**Extracted records:**
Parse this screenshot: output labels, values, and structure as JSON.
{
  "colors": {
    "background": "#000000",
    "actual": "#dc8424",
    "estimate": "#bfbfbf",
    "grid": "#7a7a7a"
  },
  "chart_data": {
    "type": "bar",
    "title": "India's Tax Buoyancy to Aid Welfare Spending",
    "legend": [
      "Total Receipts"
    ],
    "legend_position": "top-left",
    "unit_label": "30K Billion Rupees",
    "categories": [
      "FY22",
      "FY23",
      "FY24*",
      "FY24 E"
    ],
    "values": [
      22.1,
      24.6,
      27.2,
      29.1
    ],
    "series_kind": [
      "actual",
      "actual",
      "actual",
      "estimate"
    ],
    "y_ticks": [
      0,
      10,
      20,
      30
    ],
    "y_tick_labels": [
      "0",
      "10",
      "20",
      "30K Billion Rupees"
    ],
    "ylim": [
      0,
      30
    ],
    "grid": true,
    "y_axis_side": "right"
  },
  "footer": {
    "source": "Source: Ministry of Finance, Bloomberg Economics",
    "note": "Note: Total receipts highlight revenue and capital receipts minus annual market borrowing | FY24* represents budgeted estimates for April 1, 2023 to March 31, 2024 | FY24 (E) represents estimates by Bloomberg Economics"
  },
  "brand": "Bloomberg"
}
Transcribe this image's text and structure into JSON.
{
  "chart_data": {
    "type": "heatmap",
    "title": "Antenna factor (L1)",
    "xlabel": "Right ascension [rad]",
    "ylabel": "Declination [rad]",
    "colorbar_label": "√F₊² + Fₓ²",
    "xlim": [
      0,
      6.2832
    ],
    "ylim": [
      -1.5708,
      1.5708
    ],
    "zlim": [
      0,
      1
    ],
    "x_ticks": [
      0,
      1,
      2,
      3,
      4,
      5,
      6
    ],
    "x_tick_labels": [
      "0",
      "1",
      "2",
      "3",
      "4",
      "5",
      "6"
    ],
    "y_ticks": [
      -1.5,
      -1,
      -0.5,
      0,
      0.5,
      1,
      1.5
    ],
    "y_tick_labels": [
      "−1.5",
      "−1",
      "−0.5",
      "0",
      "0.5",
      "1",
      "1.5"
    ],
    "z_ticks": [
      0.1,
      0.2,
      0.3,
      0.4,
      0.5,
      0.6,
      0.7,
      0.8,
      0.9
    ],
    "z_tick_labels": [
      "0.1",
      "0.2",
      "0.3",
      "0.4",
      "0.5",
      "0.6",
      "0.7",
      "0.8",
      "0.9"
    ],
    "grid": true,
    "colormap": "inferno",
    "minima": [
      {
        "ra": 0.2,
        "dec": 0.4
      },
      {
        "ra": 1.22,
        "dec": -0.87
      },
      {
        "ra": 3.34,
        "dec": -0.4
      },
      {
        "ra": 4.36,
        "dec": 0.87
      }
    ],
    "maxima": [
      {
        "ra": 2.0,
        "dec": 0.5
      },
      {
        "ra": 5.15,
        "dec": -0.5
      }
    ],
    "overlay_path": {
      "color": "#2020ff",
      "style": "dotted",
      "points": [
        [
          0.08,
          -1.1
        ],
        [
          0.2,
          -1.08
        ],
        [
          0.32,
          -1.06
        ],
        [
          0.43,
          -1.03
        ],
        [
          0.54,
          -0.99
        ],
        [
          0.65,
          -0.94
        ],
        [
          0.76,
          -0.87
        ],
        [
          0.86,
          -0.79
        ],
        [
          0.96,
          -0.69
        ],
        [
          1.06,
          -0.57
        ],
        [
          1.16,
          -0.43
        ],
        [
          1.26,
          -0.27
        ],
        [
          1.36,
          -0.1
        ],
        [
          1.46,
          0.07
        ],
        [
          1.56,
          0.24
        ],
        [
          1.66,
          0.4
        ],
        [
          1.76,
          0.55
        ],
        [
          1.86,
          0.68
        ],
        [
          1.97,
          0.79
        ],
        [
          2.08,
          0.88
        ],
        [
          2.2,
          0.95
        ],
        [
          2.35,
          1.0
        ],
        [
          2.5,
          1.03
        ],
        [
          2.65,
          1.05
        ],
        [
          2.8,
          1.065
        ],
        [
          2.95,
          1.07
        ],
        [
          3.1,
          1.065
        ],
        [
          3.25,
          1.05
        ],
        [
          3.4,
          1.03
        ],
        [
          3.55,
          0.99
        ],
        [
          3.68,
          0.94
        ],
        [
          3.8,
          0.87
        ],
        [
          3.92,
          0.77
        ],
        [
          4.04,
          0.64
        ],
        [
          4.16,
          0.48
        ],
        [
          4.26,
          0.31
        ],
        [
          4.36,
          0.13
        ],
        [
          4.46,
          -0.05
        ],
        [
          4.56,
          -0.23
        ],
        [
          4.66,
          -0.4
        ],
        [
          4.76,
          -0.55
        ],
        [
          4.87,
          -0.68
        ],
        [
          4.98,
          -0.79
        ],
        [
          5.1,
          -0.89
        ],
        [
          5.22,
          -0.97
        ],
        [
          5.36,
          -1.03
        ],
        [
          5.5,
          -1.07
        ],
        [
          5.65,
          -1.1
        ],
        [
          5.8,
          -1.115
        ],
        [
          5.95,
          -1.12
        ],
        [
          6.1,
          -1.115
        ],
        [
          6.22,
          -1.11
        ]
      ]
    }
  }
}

**What is being asked:**
Take the entries above and copy them out exactly.

**Complete answer:**
Parse this screenshot: output labels, values, and structure as JSON.
{
  "colors": {
    "background": "#000000",
    "actual": "#dc8424",
    "estimate": "#bfbfbf",
    "grid": "#7a7a7a"
  },
  "chart_data": {
    "type": "bar",
    "title": "India's Tax Buoyancy to Aid Welfare Spending",
    "legend": [
      "Total Receipts"
    ],
    "legend_position": "top-left",
    "unit_label": "30K Billion Rupees",
    "categories": [
      "FY22",
      "FY23",
      "FY24*",
      "FY24 E"
    ],
    "values": [
      22.1,
      24.6,
      27.2,
      29.1
    ],
    "series_kind": [
      "actual",
      "actual",
      "actual",
      "estimate"
    ],
    "y_ticks": [
      0,
      10,
      20,
      30
    ],
    "y_tick_labels": [
      "0",
      "10",
      "20",
      "30K Billion Rupees"
    ],
    "ylim": [
      0,
      30
    ],
    "grid": true,
    "y_axis_side": "right"
  },
  "footer": {
    "source": "Source: Ministry of Finance, Bloomberg Economics",
    "note": "Note: Total receipts highlight revenue and capital receipts minus annual market borrowing | FY24* represents budgeted estimates for April 1, 2023 to March 31, 2024 | FY24 (E) represents estimates by Bloomberg Economics"
  },
  "brand": "Bloomberg"
}
Transcribe this image's text and structure into JSON.
{
  "chart_data": {
    "type": "heatmap",
    "title": "Antenna factor (L1)",
    "xlabel": "Right ascension [rad]",
    "ylabel": "Declination [rad]",
    "colorbar_label": "√F₊² + Fₓ²",
    "xlim": [
      0,
      6.2832
    ],
    "ylim": [
      -1.5708,
      1.5708
    ],
    "zlim": [
      0,
      1
    ],
    "x_ticks": [
      0,
      1,
      2,
      3,
      4,
      5,
      6
    ],
    "x_tick_labels": [
      "0",
      "1",
      "2",
      "3",
      "4",
      "5",
      "6"
    ],
    "y_ticks": [
      -1.5,
      -1,
      -0.5,
      0,
      0.5,
      1,
      1.5
    ],
    "y_tick_labels": [
      "−1.5",
      "−1",
      "−0.5",
      "0",
      "0.5",
      "1",
      "1.5"
    ],
    "z_ticks": [
      0.1,
      0.2,
      0.3,
      0.4,
      0.5,
      0.6,
      0.7,
      0.8,
      0.9
    ],
    "z_tick_labels": [
      "0.1",
      "0.2",
      "0.3",
      "0.4",
      "0.5",
      "0.6",
      "0.7",
      "0.8",
      "0.9"
    ],
    "grid": true,
    "colormap": "inferno",
    "minima": [
      {
        "ra": 0.2,
        "dec": 0.4
      },
      {
        "ra": 1.22,
        "dec": -0.87
      },
      {
        "ra": 3.34,
        "dec": -0.4
      },
      {
        "ra": 4.36,
        "dec": 0.87
      }
    ],
    "maxima": [
      {
        "ra": 2.0,
        "dec": 0.5
      },
      {
        "ra": 5.15,
        "dec": -0.5
      }
    ],
    "overlay_path": {
      "color": "#2020ff",
      "style": "dotted",
      "points": [
        [
          0.08,
          -1.1
        ],
        [
          0.2,
          -1.08
        ],
        [
          0.32,
          -1.06
        ],
        [
          0.43,
          -1.03
        ],
        [
          0.54,
          -0.99
        ],
        [
          0.65,
          -0.94
        ],
        [
          0.76,
          -0.87
        ],
        [
          0.86,
          -0.79
        ],
        [
          0.96,
          -0.69
        ],
        [
          1.06,
          -0.57
        ],
        [
          1.16,
          -0.43
        ],
        [
          1.26,
          -0.27
        ],
        [
          1.36,
          -0.1
        ],
        [
          1.46,
          0.07
        ],
        [
          1.56,
          0.24
        ],
        [
          1.66,
          0.4
        ],
        [
          1.76,
          0.55
        ],
        [
          1.86,
          0.68
        ],
        [
          1.97,
          0.79
        ],
        [
          2.08,
          0.88
        ],
        [
          2.2,
          0.95
        ],
        [
          2.35,
          1.0
        ],
        [
          2.5,
          1.03
        ],
        [
          2.65,
          1.05
        ],
        [
          2.8,
          1.065
        ],
        [
          2.95,
          1.07
        ],
        [
          3.1,
          1.065
        ],
        [
          3.25,
          1.05
        ],
        [
          3.4,
          1.03
        ],
        [
          3.55,
          0.99
        ],
        [
          3.68,
          0.94
        ],
        [
          3.8,
          0.87
        ],
        [
          3.92,
          0.77
        ],
        [
          4.04,
          0.64
        ],
        [
          4.16,
          0.48
        ],
        [
          4.26,
          0.31
        ],
        [
          4.36,
          0.13
        ],
        [
          4.46,
          -0.05
        ],
        [
          4.56,
          -0.23
        ],
        [
          4.66,
          -0.4
        ],
        [
          4.76,
          -0.55
        ],
        [
          4.87,
          -0.68
        ],
        [
          4.98,
          -0.79
        ],
        [
          5.1,
          -0.89
        ],
        [
          5.22,
          -0.97
        ],
        [
          5.36,
          -1.03
        ],
        [
          5.5,
          -1.07
        ],
        [
          5.65,
          -1.1
        ],
        [
          5.8,
          -1.115
        ],
        [
          5.95,
          -1.12
        ],
        [
          6.1,
          -1.115
        ],
        [
          6.22,
          -1.11
        ]
      ]
    }
  }
}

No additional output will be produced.